[Extracted records]
========================================================================

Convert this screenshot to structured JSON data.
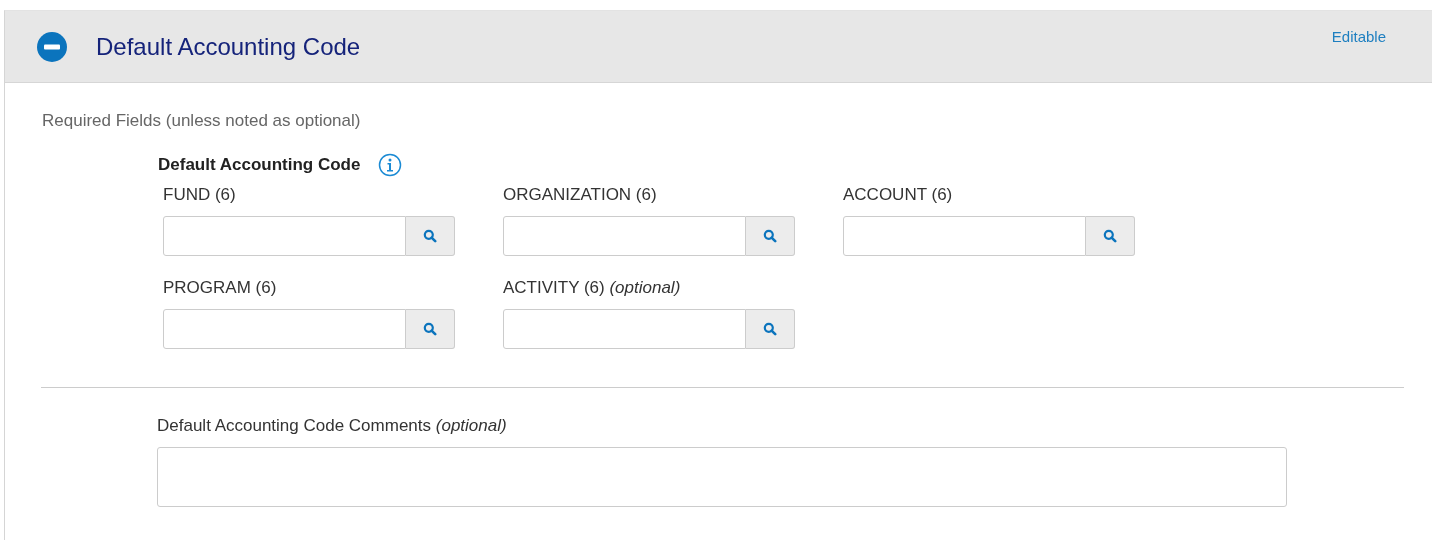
{
  "section": {
    "title": "Default Accounting Code",
    "expanded": true,
    "status": "Editable"
  },
  "note": "Required Fields (unless noted as optional)",
  "group": {
    "title": "Default Accounting Code",
    "fields": [
      {
        "label": "FUND (6)"
      },
      {
        "label": "ORGANIZATION (6)"
      },
      {
        "label": "ACCOUNT (6)"
      },
      {
        "label": "PROGRAM (6)"
      },
      {
        "label": "ACTIVITY (6) *(optional)*"
      }
    ]
  },
  "comments": {
    "label": "Default Accounting Code Comments *(optional)*"
  }
}
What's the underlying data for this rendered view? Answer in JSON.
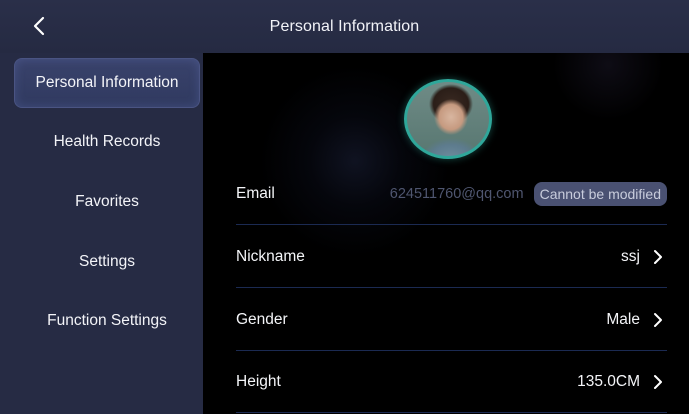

========================================================================

■ EXERCISE ■
Copy out the records above in full, exactly as written, but not the pictures.

■ SOLUTION ■
Convert this screenshot to structured JSON data.
{
  "section": {
    "title": "Default Accounting Code",
    "expanded": true,
    "status": "Editable"
  },
  "note": "Required Fields (unless noted as optional)",
  "group": {
    "title": "Default Accounting Code",
    "fields": [
      {
        "label": "FUND (6)"
      },
      {
        "label": "ORGANIZATION (6)"
      },
      {
        "label": "ACCOUNT (6)"
      },
      {
        "label": "PROGRAM (6)"
      },
      {
        "label": "ACTIVITY (6) *(optional)*"
      }
    ]
  },
  "comments": {
    "label": "Default Accounting Code Comments *(optional)*"
  }
}
What's the underlying data for this rendered view? Answer in JSON.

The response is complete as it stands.